(Items from a data source)
######

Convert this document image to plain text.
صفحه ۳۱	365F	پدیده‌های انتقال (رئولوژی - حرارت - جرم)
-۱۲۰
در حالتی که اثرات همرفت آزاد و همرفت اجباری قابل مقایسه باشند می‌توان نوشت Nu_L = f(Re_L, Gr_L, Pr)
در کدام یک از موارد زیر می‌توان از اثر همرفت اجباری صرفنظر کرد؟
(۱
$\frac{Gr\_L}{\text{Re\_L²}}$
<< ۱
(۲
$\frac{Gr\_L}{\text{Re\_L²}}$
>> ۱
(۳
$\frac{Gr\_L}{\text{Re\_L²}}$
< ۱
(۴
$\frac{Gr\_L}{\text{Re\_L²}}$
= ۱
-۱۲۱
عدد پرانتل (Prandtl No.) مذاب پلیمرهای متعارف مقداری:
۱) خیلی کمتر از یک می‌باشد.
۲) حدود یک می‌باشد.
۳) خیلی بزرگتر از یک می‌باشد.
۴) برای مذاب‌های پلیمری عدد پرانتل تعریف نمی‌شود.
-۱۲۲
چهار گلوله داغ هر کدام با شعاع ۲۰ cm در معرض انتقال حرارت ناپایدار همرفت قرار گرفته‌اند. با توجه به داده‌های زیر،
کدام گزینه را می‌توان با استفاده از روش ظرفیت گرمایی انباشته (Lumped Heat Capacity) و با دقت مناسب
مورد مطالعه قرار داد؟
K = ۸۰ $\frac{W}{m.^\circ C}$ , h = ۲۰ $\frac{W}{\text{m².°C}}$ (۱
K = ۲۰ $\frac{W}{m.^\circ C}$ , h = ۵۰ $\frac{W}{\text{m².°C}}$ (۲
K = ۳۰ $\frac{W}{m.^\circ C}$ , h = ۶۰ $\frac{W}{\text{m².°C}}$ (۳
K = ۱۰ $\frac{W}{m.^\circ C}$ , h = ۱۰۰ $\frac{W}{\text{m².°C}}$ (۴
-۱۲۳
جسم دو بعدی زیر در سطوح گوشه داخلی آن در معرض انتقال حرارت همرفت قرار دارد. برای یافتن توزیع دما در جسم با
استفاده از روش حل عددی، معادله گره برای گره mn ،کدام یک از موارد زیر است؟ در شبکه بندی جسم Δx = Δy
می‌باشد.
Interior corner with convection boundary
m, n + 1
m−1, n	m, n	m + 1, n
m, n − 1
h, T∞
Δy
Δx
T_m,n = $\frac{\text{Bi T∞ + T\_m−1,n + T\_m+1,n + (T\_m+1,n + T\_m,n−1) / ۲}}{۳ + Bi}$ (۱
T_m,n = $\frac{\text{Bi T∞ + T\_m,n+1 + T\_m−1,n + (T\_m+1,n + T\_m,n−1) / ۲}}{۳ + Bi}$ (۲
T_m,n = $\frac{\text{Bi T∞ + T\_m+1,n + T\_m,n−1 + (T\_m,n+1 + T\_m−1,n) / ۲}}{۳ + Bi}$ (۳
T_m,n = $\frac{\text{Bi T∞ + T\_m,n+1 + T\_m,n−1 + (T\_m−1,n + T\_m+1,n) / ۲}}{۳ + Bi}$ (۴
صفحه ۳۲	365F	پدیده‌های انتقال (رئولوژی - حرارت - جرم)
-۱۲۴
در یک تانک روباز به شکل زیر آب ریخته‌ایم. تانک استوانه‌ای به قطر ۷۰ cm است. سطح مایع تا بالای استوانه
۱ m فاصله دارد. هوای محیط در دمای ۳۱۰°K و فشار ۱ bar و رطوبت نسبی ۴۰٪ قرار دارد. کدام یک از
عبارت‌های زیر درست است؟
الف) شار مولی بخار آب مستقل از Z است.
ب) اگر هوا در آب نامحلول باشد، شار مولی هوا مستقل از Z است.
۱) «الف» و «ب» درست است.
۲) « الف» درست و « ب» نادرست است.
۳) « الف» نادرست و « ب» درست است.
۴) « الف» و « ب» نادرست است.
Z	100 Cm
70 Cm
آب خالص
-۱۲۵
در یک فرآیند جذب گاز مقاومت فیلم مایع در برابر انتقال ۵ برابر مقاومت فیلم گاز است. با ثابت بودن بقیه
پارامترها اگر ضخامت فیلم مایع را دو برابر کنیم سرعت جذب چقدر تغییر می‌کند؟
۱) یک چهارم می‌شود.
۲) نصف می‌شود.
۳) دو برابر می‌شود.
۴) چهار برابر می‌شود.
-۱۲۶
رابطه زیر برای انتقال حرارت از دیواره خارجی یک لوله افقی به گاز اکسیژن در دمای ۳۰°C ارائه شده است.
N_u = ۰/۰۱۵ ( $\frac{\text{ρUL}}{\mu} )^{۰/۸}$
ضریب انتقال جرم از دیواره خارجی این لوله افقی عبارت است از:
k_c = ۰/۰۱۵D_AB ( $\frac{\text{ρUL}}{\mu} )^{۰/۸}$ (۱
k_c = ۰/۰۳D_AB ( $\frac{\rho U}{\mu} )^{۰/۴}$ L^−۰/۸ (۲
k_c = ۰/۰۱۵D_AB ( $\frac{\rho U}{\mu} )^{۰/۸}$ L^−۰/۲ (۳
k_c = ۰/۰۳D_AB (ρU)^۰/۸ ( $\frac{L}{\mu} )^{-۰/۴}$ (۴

######

*What the exercise asks:* Write the material out exactly, with nothing left out.

*Response below:*
Convert this document image to plain text.
صفحه ۳۱	365F	پدیده‌های انتقال (رئولوژی - حرارت - جرم)
-۱۲۰
در حالتی که اثرات همرفت آزاد و همرفت اجباری قابل مقایسه باشند می‌توان نوشت Nu_L = f(Re_L, Gr_L, Pr)
در کدام یک از موارد زیر می‌توان از اثر همرفت اجباری صرفنظر کرد؟
(۱
$\frac{Gr\_L}{\text{Re\_L²}}$
<< ۱
(۲
$\frac{Gr\_L}{\text{Re\_L²}}$
>> ۱
(۳
$\frac{Gr\_L}{\text{Re\_L²}}$
< ۱
(۴
$\frac{Gr\_L}{\text{Re\_L²}}$
= ۱
-۱۲۱
عدد پرانتل (Prandtl No.) مذاب پلیمرهای متعارف مقداری:
۱) خیلی کمتر از یک می‌باشد.
۲) حدود یک می‌باشد.
۳) خیلی بزرگتر از یک می‌باشد.
۴) برای مذاب‌های پلیمری عدد پرانتل تعریف نمی‌شود.
-۱۲۲
چهار گلوله داغ هر کدام با شعاع ۲۰ cm در معرض انتقال حرارت ناپایدار همرفت قرار گرفته‌اند. با توجه به داده‌های زیر،
کدام گزینه را می‌توان با استفاده از روش ظرفیت گرمایی انباشته (Lumped Heat Capacity) و با دقت مناسب
مورد مطالعه قرار داد؟
K = ۸۰ $\frac{W}{m.^\circ C}$ , h = ۲۰ $\frac{W}{\text{m².°C}}$ (۱
K = ۲۰ $\frac{W}{m.^\circ C}$ , h = ۵۰ $\frac{W}{\text{m².°C}}$ (۲
K = ۳۰ $\frac{W}{m.^\circ C}$ , h = ۶۰ $\frac{W}{\text{m².°C}}$ (۳
K = ۱۰ $\frac{W}{m.^\circ C}$ , h = ۱۰۰ $\frac{W}{\text{m².°C}}$ (۴
-۱۲۳
جسم دو بعدی زیر در سطوح گوشه داخلی آن در معرض انتقال حرارت همرفت قرار دارد. برای یافتن توزیع دما در جسم با
استفاده از روش حل عددی، معادله گره برای گره mn ،کدام یک از موارد زیر است؟ در شبکه بندی جسم Δx = Δy
می‌باشد.
Interior corner with convection boundary
m, n + 1
m−1, n	m, n	m + 1, n
m, n − 1
h, T∞
Δy
Δx
T_m,n = $\frac{\text{Bi T∞ + T\_m−1,n + T\_m+1,n + (T\_m+1,n + T\_m,n−1) / ۲}}{۳ + Bi}$ (۱
T_m,n = $\frac{\text{Bi T∞ + T\_m,n+1 + T\_m−1,n + (T\_m+1,n + T\_m,n−1) / ۲}}{۳ + Bi}$ (۲
T_m,n = $\frac{\text{Bi T∞ + T\_m+1,n + T\_m,n−1 + (T\_m,n+1 + T\_m−1,n) / ۲}}{۳ + Bi}$ (۳
T_m,n = $\frac{\text{Bi T∞ + T\_m,n+1 + T\_m,n−1 + (T\_m−1,n + T\_m+1,n) / ۲}}{۳ + Bi}$ (۴
صفحه ۳۲	365F	پدیده‌های انتقال (رئولوژی - حرارت - جرم)
-۱۲۴
در یک تانک روباز به شکل زیر آب ریخته‌ایم. تانک استوانه‌ای به قطر ۷۰ cm است. سطح مایع تا بالای استوانه
۱ m فاصله دارد. هوای محیط در دمای ۳۱۰°K و فشار ۱ bar و رطوبت نسبی ۴۰٪ قرار دارد. کدام یک از
عبارت‌های زیر درست است؟
الف) شار مولی بخار آب مستقل از Z است.
ب) اگر هوا در آب نامحلول باشد، شار مولی هوا مستقل از Z است.
۱) «الف» و «ب» درست است.
۲) « الف» درست و « ب» نادرست است.
۳) « الف» نادرست و « ب» درست است.
۴) « الف» و « ب» نادرست است.
Z	100 Cm
70 Cm
آب خالص
-۱۲۵
در یک فرآیند جذب گاز مقاومت فیلم مایع در برابر انتقال ۵ برابر مقاومت فیلم گاز است. با ثابت بودن بقیه
پارامترها اگر ضخامت فیلم مایع را دو برابر کنیم سرعت جذب چقدر تغییر می‌کند؟
۱) یک چهارم می‌شود.
۲) نصف می‌شود.
۳) دو برابر می‌شود.
۴) چهار برابر می‌شود.
-۱۲۶
رابطه زیر برای انتقال حرارت از دیواره خارجی یک لوله افقی به گاز اکسیژن در دمای ۳۰°C ارائه شده است.
N_u = ۰/۰۱۵ ( $\frac{\text{ρUL}}{\mu} )^{۰/۸}$
ضریب انتقال جرم از دیواره خارجی این لوله افقی عبارت است از:
k_c = ۰/۰۱۵D_AB ( $\frac{\text{ρUL}}{\mu} )^{۰/۸}$ (۱
k_c = ۰/۰۳D_AB ( $\frac{\rho U}{\mu} )^{۰/۴}$ L^−۰/۸ (۲
k_c = ۰/۰۱۵D_AB ( $\frac{\rho U}{\mu} )^{۰/۸}$ L^−۰/۲ (۳
k_c = ۰/۰۳D_AB (ρU)^۰/۸ ( $\frac{L}{\mu} )^{-۰/۴}$ (۴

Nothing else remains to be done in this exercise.